Gather every line of the entries that includes the word "name".

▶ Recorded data
########

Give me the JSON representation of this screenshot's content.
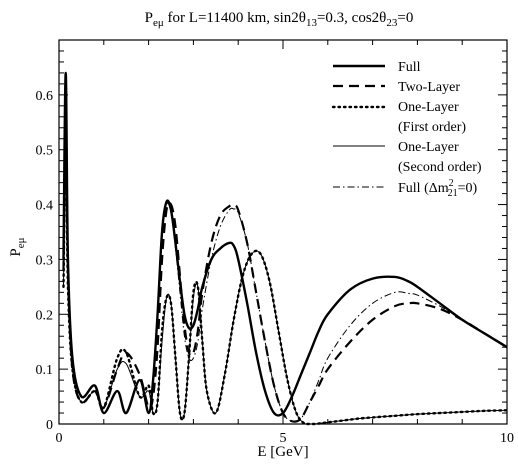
{
  "chart_data": {
    "type": "line",
    "title": "P_eμ for L=11400 km, sin2θ_13=0.3, cos2θ_23=0",
    "title_parts": {
      "p": "P",
      "p_sub": "eμ",
      "mid": " for L=11400 km, sin2θ",
      "sub1": "13",
      "mid2": "=0.3, cos2θ",
      "sub2": "23",
      "end": "=0"
    },
    "xlabel": "E [GeV]",
    "ylabel": "P",
    "ylabel_sub": "eμ",
    "xlim": [
      0,
      10
    ],
    "ylim": [
      0,
      0.7
    ],
    "xticks": [
      0,
      5,
      10
    ],
    "yticks": [
      0,
      0.1,
      0.2,
      0.3,
      0.4,
      0.5,
      0.6
    ],
    "ytick_labels": [
      "0",
      "0.1",
      "0.2",
      "0.3",
      "0.4",
      "0.5",
      "0.6"
    ],
    "grid": false,
    "legend_position": "top-right",
    "legend": {
      "full": "Full",
      "two_layer": "Two-Layer",
      "one_layer_first_1": "One-Layer",
      "one_layer_first_2": "(First order)",
      "one_layer_second_1": "One-Layer",
      "one_layer_second_2": "(Second order)",
      "full_dm_main": "Full (Δm",
      "full_dm_sup": "2",
      "full_dm_sub": "21",
      "full_dm_end": "=0)"
    },
    "series": [
      {
        "name": "Full",
        "style": "solid-thick",
        "x": [
          0.1,
          0.15,
          0.2,
          0.3,
          0.5,
          0.8,
          1.0,
          1.3,
          1.5,
          1.8,
          2.0,
          2.1,
          2.2,
          2.3,
          2.4,
          2.5,
          2.6,
          2.7,
          2.8,
          2.9,
          3.0,
          3.1,
          3.2,
          3.4,
          3.6,
          3.8,
          3.9,
          4.0,
          4.2,
          4.4,
          4.6,
          4.8,
          5.0,
          5.2,
          5.4,
          5.6,
          5.8,
          6.0,
          6.5,
          7.0,
          7.5,
          7.8,
          8.0,
          8.5,
          9.0,
          9.5,
          10.0
        ],
        "y": [
          0.3,
          0.64,
          0.3,
          0.12,
          0.05,
          0.07,
          0.02,
          0.06,
          0.02,
          0.08,
          0.02,
          0.08,
          0.2,
          0.35,
          0.405,
          0.39,
          0.33,
          0.26,
          0.2,
          0.175,
          0.18,
          0.21,
          0.25,
          0.3,
          0.32,
          0.33,
          0.325,
          0.3,
          0.22,
          0.13,
          0.06,
          0.02,
          0.02,
          0.05,
          0.09,
          0.13,
          0.17,
          0.2,
          0.245,
          0.265,
          0.268,
          0.26,
          0.25,
          0.22,
          0.19,
          0.165,
          0.14
        ]
      },
      {
        "name": "Two-Layer",
        "style": "dashed",
        "x": [
          0.1,
          0.15,
          0.2,
          0.3,
          0.5,
          0.8,
          1.0,
          1.3,
          1.5,
          1.8,
          2.0,
          2.1,
          2.2,
          2.3,
          2.4,
          2.5,
          2.6,
          2.7,
          2.8,
          2.9,
          3.0,
          3.1,
          3.2,
          3.4,
          3.6,
          3.8,
          3.9,
          4.0,
          4.2,
          4.4,
          4.6,
          4.8,
          5.0,
          5.2,
          5.4,
          5.6,
          5.8,
          6.0,
          6.5,
          7.0,
          7.5,
          7.8,
          8.0,
          8.5,
          9.0,
          9.5,
          10.0
        ],
        "y": [
          0.28,
          0.55,
          0.28,
          0.1,
          0.04,
          0.06,
          0.03,
          0.1,
          0.13,
          0.09,
          0.03,
          0.05,
          0.14,
          0.3,
          0.39,
          0.4,
          0.36,
          0.27,
          0.18,
          0.13,
          0.13,
          0.17,
          0.24,
          0.33,
          0.38,
          0.397,
          0.399,
          0.39,
          0.33,
          0.24,
          0.15,
          0.07,
          0.02,
          0.005,
          0.01,
          0.04,
          0.07,
          0.1,
          0.15,
          0.19,
          0.215,
          0.22,
          0.22,
          0.21,
          0.19,
          0.165,
          0.14
        ]
      },
      {
        "name": "One-Layer (First order)",
        "style": "dotted",
        "x": [
          0.1,
          0.15,
          0.2,
          0.3,
          0.5,
          0.8,
          1.0,
          1.3,
          1.5,
          1.8,
          2.0,
          2.1,
          2.2,
          2.3,
          2.4,
          2.5,
          2.6,
          2.7,
          2.8,
          2.9,
          3.0,
          3.1,
          3.2,
          3.3,
          3.5,
          3.7,
          3.9,
          4.1,
          4.3,
          4.5,
          4.7,
          4.9,
          5.1,
          5.3,
          5.5,
          5.7,
          5.9,
          6.1,
          6.3,
          6.5,
          6.7,
          7.0,
          7.5,
          8.0,
          8.5,
          9.0,
          9.5,
          10.0
        ],
        "y": [
          0.25,
          0.5,
          0.25,
          0.1,
          0.04,
          0.06,
          0.03,
          0.12,
          0.13,
          0.05,
          0.07,
          0.02,
          0.04,
          0.17,
          0.23,
          0.22,
          0.12,
          0.02,
          0.02,
          0.12,
          0.24,
          0.25,
          0.15,
          0.06,
          0.02,
          0.09,
          0.19,
          0.27,
          0.31,
          0.31,
          0.26,
          0.17,
          0.08,
          0.02,
          0.0,
          0.0,
          0.002,
          0.004,
          0.006,
          0.008,
          0.01,
          0.012,
          0.015,
          0.018,
          0.02,
          0.022,
          0.024,
          0.025
        ]
      },
      {
        "name": "One-Layer (Second order)",
        "style": "solid-thin",
        "x": [
          0.1,
          0.15,
          0.2,
          0.3,
          0.5,
          0.8,
          1.0,
          1.3,
          1.5,
          1.8,
          2.0,
          2.1,
          2.2,
          2.3,
          2.4,
          2.5,
          2.6,
          2.7,
          2.8,
          2.9,
          3.0,
          3.1,
          3.2,
          3.3,
          3.5,
          3.7,
          3.9,
          4.1,
          4.3,
          4.5,
          4.7,
          4.9,
          5.1,
          5.3,
          5.5,
          5.7,
          5.9,
          6.1,
          6.3,
          6.5,
          6.7,
          7.0,
          7.5,
          8.0,
          8.5,
          9.0,
          9.5,
          10.0
        ],
        "y": [
          0.25,
          0.5,
          0.25,
          0.1,
          0.04,
          0.06,
          0.03,
          0.1,
          0.11,
          0.05,
          0.06,
          0.02,
          0.04,
          0.15,
          0.23,
          0.22,
          0.12,
          0.02,
          0.02,
          0.12,
          0.23,
          0.25,
          0.15,
          0.06,
          0.02,
          0.09,
          0.19,
          0.27,
          0.31,
          0.31,
          0.26,
          0.17,
          0.08,
          0.02,
          0.0,
          0.0,
          0.002,
          0.004,
          0.006,
          0.008,
          0.01,
          0.012,
          0.015,
          0.018,
          0.02,
          0.022,
          0.024,
          0.025
        ]
      },
      {
        "name": "Full (Δm²₂₁=0)",
        "style": "dashdot",
        "x": [
          0.1,
          0.15,
          0.2,
          0.3,
          0.5,
          0.8,
          1.0,
          1.3,
          1.5,
          1.8,
          2.0,
          2.1,
          2.2,
          2.3,
          2.4,
          2.5,
          2.6,
          2.7,
          2.8,
          2.9,
          3.0,
          3.1,
          3.2,
          3.4,
          3.6,
          3.8,
          3.9,
          4.0,
          4.2,
          4.4,
          4.6,
          4.8,
          5.0,
          5.2,
          5.4,
          5.6,
          5.8,
          6.0,
          6.5,
          7.0,
          7.5,
          7.8,
          8.0,
          8.5,
          9.0,
          9.5,
          10.0
        ],
        "y": [
          0.3,
          0.62,
          0.3,
          0.12,
          0.05,
          0.07,
          0.02,
          0.06,
          0.02,
          0.08,
          0.02,
          0.08,
          0.2,
          0.34,
          0.4,
          0.385,
          0.32,
          0.24,
          0.16,
          0.12,
          0.12,
          0.15,
          0.21,
          0.3,
          0.36,
          0.39,
          0.392,
          0.385,
          0.33,
          0.24,
          0.15,
          0.07,
          0.02,
          0.005,
          0.01,
          0.04,
          0.08,
          0.12,
          0.18,
          0.22,
          0.24,
          0.238,
          0.235,
          0.215,
          0.19,
          0.165,
          0.14
        ]
      }
    ]
  }
}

########

▶ Reply
        "name": "Full",
        "name": "Two-Layer",
        "name": "One-Layer (First order)",
        "name": "One-Layer (Second order)",
        "name": "Full (Δm²₂₁=0)",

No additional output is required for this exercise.